** EXERCISE TEXT **
Anglo boss goes free
Anglo boss goes free

fitzpatrickcleared.jpg

The disgraced chairman of Anglo Irish Bank has been cleared this week of hatching a highly illegal loans-for-shares plot months before the bank’s collapse. Two of his colleagues were found guilty.

Perma-tanned FitzPatrick, ‘Seanie’ to his friends -- which included the then Taoiseach Bertie Ahern -- was notorious as Ireland’s biggest ‘cowboy capitalist’. His bank’s chaotic gambles on the national and international property markets wrecking the entire banking system and pushing the state itself deep into insolvency.

So there was widespread anger and disbelief among the public on Wednesday as he walked from court, wreathed in smiles, after beating all the charges against him.

However, two of his fellow board members at the time, Pat Whelan and Willie McAteer, were convicted the following day. They were found guilty in connection with the narrow charge of providing loans to the bank’s biggest customers, for the purpose of using the funds to artificially prop up the value of the bank’s shares.

The two men were found guilty by unanimous verdict of providing 450 million euro in illegal loans in the scheme to divert the bank’s funds for the purchase of its own shares. Six other charges were thrown out by the judge before jury deliberations began.

The court heard that a secret circle of trusted Anglo clients known as the Maple 10 were brought in to front up the Ponzi-like scheme, as share sales by former billionaire industrialist Sean Quinn, who owned almost 25% of the company’s stock, threatened to wipe out their value.

David Drumm, described by the judge as the ‘author’ of the Maple 10 transaction and who is currently residing in the USA, has so far escaped prosecution. The jury was given no reason why the former bank boss wasn’t in the dock.

And although he served as Chief Financial Officer of Anglo at the time the offences were committed, Matt Moran was granted full immunity from prosecution.

Ireland’s infamously relaxed approach to white-collar crime has also been blamed for the failure to secure more convictions. By the time Anglo’s offices were raided in early 2009, it is alleged that most of the evidence had been destroyed. FitzPatrick was cleared on the basis that no documents were found linking him directly to the loans-for-shares scheme.

** PROBLEM A **
For each statement, say yes or no to whether it agrees with the article on the Anglo Irish Bank trial, and quote the exact words that decide it. (i) Pat Whelan and Willie McAteer were convicted by a unanimous verdict. (ii) David Drumm stood trial alongside FitzPatrick. (iii) Sean Quinn owned more than half of the company's stock.
** PROBLEM B **
Copy the article on the Anglo Irish Bank trial word for word, everything from "So there was" down to "charges against him.".
None of the lines after this point are needed.

** Stored data entries **
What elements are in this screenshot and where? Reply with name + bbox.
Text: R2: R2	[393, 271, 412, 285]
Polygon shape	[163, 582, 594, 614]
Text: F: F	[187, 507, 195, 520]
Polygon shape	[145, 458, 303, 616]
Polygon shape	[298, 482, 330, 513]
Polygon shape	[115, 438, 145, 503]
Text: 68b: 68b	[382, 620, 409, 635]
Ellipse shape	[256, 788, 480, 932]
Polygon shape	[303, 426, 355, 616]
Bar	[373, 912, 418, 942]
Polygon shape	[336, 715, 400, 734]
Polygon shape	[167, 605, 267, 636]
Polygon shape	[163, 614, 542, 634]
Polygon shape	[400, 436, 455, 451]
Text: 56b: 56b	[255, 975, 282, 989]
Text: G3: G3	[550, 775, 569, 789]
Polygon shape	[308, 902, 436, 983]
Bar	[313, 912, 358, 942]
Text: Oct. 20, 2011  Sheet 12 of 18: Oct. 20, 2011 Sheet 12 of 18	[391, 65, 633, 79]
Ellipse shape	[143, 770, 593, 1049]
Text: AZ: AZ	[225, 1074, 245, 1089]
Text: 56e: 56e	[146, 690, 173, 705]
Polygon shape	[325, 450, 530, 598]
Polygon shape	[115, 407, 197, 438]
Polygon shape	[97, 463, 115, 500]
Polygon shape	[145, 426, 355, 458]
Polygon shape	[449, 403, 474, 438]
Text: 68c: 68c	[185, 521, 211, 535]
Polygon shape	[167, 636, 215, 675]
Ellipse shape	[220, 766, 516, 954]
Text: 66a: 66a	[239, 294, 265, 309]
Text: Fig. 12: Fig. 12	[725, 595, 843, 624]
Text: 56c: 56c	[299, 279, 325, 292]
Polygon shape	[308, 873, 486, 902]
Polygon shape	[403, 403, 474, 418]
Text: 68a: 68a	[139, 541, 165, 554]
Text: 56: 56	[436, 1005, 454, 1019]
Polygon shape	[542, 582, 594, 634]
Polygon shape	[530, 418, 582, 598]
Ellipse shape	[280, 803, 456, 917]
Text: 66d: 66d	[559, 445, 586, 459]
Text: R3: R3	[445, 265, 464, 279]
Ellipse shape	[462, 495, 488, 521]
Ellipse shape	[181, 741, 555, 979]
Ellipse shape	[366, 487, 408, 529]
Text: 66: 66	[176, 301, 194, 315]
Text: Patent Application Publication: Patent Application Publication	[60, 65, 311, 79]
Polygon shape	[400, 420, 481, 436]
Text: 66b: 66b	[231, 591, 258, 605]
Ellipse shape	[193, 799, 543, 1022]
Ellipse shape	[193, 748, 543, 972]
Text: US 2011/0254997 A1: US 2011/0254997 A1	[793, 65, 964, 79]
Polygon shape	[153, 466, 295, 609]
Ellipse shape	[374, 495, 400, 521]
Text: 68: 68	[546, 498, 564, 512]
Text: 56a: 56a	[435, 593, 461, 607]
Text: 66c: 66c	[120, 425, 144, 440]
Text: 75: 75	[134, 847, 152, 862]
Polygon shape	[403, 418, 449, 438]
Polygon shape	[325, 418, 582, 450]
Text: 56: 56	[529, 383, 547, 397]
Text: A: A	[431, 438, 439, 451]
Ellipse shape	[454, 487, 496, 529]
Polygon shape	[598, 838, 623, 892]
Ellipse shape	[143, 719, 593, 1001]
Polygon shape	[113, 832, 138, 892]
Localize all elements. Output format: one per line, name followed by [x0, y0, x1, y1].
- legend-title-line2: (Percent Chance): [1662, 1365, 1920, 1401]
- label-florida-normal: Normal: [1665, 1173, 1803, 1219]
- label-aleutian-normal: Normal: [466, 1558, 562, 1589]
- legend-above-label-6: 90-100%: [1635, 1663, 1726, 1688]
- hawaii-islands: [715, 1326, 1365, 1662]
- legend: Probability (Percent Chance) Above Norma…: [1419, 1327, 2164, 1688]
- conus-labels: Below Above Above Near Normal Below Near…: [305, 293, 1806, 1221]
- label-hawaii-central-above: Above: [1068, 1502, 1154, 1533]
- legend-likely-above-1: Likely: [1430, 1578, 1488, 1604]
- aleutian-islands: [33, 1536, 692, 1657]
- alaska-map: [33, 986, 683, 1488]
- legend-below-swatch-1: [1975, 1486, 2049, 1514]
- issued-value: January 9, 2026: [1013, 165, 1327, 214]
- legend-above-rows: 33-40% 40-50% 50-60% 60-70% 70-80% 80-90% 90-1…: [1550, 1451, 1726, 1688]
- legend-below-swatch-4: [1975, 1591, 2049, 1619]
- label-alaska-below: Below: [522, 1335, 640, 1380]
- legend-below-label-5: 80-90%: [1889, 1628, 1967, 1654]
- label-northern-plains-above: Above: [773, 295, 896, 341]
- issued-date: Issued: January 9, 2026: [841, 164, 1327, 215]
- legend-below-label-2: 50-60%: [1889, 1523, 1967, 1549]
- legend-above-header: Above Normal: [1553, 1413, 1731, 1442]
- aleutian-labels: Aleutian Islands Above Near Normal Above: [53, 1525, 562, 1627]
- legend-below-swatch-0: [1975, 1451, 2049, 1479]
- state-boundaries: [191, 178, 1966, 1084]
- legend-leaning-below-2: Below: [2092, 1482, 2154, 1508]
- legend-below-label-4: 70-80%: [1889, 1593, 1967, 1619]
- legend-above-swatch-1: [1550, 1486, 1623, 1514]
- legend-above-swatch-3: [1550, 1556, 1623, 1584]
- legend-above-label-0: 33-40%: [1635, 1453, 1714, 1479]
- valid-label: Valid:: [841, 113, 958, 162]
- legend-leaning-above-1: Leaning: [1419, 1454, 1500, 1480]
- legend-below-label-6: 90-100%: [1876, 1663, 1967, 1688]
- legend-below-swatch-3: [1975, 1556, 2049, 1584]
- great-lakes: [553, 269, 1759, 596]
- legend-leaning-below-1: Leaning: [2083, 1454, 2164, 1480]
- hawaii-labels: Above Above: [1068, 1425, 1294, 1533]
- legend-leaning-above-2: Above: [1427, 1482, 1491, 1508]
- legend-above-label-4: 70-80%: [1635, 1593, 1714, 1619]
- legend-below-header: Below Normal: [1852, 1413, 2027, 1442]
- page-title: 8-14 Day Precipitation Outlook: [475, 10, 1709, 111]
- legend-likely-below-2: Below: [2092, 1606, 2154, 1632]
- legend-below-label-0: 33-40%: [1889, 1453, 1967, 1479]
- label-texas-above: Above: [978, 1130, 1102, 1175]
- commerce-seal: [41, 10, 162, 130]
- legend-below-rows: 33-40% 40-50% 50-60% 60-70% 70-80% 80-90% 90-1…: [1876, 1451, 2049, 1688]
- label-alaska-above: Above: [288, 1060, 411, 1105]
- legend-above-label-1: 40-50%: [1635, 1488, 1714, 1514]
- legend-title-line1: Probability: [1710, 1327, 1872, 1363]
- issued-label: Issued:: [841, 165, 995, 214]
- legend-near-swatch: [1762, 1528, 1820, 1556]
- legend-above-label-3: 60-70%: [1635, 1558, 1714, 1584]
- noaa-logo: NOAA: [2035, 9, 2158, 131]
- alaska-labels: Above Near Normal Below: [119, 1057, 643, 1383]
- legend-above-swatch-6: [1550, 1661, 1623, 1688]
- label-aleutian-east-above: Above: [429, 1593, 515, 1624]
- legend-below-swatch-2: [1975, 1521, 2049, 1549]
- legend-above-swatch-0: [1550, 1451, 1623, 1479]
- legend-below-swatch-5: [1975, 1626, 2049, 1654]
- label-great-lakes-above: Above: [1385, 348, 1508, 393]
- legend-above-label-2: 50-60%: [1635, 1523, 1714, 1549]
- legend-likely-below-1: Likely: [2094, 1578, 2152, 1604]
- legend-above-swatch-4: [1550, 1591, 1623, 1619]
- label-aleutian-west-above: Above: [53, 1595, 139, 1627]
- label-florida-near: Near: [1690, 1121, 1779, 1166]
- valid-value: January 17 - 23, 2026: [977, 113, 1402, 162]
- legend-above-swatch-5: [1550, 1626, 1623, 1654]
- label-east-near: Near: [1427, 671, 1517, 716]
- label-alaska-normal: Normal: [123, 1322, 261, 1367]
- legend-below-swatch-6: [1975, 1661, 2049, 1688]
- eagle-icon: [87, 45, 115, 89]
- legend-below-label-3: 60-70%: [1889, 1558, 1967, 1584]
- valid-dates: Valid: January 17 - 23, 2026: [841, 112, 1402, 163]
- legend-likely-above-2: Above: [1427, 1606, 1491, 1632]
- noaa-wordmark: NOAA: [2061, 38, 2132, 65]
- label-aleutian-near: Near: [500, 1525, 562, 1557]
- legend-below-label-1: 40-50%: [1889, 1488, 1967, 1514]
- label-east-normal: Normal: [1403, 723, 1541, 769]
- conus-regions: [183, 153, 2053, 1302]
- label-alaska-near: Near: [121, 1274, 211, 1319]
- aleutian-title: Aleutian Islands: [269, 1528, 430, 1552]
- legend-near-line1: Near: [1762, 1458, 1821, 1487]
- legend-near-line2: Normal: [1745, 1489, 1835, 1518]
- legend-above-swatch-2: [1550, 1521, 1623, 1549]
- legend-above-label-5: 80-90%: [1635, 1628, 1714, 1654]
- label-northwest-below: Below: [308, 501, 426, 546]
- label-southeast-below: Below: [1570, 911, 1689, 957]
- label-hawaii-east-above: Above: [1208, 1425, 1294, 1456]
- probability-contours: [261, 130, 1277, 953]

** TASK RESPONSE A **
(i) Yes: "The two men were found guilty by unanimous verdict"
(ii) No: "has so far escaped prosecution"
(iii) No: "who owned almost 25% of the company’s stock"

** TASK RESPONSE B **
So there was widespread anger and disbelief among the public on Wednesday as he walked from court, wreathed in smiles, after beating all the charges against him.